** The problem **
Copy out each line that has "true" in it.

-- begin Data extract --

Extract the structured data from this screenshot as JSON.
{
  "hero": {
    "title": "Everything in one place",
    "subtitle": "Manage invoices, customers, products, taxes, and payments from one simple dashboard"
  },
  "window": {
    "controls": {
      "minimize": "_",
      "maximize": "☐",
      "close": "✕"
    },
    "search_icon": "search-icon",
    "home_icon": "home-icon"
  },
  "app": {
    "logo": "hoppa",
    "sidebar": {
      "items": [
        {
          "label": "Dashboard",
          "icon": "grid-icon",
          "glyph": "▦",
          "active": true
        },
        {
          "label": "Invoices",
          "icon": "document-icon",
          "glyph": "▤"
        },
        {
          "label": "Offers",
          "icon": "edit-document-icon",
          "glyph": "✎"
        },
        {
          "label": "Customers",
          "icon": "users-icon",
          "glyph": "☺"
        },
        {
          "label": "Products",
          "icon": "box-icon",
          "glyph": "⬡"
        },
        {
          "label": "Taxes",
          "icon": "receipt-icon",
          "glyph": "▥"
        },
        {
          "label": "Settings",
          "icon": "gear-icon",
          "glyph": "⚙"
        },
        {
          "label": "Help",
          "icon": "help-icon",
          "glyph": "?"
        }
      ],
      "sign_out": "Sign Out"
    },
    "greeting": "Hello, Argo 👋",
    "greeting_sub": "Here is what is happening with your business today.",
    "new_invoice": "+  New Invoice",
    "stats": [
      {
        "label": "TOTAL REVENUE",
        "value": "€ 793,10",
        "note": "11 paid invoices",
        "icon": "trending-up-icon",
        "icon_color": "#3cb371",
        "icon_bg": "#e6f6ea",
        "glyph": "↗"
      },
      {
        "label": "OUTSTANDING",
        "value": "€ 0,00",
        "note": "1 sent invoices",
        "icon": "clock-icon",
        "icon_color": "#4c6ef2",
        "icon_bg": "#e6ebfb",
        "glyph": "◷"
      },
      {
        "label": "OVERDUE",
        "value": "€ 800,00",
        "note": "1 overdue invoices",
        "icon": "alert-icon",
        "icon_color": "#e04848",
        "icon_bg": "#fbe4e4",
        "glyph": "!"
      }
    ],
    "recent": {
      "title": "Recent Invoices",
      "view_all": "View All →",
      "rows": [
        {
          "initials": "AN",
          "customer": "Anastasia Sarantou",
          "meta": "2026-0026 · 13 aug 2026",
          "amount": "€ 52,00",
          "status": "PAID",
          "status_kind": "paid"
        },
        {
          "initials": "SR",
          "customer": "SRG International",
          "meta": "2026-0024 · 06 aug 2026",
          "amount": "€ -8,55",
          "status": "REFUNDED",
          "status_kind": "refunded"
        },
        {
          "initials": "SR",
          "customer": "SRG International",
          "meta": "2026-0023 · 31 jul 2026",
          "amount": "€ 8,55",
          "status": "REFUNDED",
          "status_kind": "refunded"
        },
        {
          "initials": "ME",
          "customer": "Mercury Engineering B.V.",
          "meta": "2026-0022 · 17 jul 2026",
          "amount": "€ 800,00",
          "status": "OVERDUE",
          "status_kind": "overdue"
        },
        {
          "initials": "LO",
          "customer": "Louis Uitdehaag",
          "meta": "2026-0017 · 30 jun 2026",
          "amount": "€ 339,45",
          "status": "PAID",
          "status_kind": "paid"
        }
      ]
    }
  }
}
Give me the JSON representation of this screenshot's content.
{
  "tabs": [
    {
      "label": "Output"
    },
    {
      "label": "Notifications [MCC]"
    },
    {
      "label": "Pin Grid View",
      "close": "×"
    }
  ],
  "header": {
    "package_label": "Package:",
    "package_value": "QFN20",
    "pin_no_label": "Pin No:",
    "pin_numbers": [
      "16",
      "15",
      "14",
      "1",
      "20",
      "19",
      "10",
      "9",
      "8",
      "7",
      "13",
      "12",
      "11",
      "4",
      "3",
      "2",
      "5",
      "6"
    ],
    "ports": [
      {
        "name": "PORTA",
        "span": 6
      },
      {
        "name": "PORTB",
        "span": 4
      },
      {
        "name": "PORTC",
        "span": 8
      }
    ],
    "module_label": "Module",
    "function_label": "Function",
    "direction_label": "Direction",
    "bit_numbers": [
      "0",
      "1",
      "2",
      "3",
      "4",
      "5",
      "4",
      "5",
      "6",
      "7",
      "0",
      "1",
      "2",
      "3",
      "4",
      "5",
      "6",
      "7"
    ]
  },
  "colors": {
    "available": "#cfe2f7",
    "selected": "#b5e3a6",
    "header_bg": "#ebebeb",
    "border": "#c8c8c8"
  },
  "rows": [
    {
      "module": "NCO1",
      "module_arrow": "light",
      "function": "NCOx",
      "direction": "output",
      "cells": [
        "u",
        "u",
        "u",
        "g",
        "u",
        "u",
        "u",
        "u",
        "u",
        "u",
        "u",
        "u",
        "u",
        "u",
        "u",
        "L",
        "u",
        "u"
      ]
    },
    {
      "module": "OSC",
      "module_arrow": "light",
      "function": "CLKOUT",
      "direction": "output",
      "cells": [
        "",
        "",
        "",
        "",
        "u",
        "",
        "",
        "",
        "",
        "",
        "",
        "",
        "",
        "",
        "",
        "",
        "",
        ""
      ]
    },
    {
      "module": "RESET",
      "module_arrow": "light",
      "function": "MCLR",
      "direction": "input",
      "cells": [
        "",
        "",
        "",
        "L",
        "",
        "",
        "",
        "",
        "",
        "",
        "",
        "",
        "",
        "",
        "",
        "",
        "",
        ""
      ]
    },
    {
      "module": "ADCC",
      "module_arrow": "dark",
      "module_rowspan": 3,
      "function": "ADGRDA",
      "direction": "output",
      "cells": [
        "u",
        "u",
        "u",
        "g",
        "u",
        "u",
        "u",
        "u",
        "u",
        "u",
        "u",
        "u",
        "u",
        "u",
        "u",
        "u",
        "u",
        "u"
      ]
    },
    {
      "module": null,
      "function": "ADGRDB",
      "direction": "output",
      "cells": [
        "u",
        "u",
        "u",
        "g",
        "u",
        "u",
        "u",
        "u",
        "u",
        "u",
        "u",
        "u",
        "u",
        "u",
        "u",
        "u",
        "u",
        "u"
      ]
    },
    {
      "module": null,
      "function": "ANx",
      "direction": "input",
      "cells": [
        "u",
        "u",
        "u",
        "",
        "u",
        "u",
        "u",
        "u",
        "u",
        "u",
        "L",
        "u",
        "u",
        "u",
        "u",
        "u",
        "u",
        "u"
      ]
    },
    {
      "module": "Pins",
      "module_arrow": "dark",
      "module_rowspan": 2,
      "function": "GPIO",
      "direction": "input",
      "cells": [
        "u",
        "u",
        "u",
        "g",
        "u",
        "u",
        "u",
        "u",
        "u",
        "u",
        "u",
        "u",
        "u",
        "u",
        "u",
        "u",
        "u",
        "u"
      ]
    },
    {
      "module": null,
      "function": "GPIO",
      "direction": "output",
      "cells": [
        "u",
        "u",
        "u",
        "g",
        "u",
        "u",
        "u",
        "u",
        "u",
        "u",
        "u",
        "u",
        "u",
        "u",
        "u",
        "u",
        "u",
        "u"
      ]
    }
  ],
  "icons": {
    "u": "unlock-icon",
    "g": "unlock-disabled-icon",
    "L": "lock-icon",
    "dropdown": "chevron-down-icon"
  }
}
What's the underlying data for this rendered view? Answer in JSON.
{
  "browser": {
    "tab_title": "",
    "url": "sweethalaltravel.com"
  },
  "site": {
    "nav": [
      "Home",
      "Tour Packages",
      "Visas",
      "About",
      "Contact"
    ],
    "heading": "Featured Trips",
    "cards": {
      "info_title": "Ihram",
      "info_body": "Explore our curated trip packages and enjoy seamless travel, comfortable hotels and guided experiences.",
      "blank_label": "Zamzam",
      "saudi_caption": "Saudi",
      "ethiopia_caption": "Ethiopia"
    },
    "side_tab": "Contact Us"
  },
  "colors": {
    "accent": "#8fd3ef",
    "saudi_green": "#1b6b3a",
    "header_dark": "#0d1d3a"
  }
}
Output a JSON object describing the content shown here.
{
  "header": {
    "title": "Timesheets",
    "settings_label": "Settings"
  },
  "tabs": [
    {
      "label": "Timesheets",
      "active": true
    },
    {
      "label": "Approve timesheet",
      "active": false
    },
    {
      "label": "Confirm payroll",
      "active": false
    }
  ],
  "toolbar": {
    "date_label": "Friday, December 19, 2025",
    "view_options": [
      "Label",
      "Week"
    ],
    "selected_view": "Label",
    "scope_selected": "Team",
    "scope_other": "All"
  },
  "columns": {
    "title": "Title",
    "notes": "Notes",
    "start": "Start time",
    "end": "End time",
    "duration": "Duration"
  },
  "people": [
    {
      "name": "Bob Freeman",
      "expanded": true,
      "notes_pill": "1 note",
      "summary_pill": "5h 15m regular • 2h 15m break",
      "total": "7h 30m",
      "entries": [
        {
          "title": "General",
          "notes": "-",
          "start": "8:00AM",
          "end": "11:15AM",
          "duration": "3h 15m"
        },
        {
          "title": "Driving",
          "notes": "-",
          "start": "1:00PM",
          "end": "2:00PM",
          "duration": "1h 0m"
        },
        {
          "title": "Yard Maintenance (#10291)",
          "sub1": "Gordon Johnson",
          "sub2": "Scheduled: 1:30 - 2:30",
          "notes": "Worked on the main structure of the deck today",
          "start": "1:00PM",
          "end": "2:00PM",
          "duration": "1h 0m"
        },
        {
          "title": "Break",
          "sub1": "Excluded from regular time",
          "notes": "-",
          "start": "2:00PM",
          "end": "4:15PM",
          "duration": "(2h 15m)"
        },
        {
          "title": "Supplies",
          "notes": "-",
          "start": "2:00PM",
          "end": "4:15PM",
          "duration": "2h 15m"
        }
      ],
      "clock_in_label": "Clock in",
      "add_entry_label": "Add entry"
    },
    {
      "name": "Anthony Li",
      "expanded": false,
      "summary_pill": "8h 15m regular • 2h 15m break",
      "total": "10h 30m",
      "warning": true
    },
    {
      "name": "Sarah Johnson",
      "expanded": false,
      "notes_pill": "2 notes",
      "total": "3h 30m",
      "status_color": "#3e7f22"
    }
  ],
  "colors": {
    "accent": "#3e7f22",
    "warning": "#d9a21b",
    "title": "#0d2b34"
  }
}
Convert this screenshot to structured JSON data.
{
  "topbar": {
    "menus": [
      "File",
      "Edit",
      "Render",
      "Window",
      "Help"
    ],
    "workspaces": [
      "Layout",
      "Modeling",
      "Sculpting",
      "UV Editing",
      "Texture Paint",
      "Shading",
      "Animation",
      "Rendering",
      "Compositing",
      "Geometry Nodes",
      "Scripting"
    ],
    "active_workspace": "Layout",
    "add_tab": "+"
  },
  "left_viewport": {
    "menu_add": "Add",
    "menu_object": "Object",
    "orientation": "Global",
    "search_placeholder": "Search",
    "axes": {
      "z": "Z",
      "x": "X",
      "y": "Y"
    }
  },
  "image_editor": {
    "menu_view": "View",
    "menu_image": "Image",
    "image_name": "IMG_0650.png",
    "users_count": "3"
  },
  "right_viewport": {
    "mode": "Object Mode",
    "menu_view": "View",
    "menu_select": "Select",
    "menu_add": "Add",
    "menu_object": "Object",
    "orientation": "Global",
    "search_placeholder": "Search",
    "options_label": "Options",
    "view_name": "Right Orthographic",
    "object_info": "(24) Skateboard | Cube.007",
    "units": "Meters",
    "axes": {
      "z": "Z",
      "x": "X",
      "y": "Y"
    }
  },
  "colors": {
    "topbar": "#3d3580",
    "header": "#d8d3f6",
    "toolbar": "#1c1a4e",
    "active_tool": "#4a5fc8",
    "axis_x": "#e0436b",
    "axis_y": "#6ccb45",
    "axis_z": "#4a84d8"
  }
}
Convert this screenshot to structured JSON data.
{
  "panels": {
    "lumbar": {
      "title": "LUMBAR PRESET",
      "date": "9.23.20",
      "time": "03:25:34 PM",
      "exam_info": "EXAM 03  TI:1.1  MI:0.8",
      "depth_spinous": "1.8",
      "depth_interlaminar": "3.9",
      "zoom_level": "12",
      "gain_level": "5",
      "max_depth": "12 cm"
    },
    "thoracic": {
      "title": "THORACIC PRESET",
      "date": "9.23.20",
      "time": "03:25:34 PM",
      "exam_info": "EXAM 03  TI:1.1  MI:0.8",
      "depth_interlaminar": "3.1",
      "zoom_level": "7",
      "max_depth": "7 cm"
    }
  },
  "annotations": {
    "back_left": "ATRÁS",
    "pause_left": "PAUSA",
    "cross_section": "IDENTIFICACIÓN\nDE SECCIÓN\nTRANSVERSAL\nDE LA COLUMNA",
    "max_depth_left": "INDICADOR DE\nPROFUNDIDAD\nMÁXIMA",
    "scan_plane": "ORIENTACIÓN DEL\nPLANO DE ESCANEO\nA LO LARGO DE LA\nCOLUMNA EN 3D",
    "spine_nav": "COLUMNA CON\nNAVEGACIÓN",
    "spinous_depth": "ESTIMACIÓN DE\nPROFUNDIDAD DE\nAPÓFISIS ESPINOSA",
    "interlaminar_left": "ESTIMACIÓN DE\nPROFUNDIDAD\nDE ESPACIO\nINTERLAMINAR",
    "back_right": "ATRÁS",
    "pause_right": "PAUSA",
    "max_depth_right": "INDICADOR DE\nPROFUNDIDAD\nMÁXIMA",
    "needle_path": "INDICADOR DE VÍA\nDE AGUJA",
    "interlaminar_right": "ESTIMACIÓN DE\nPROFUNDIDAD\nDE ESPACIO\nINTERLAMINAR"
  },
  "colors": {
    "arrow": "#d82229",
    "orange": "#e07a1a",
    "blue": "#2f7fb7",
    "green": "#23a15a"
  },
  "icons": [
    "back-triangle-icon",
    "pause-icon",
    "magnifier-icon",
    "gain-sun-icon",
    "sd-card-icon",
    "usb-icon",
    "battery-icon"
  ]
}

-- end Data extract --

** Response to this exercise **
          "active": true
      "active": true
      "expanded": true,
      "warning": true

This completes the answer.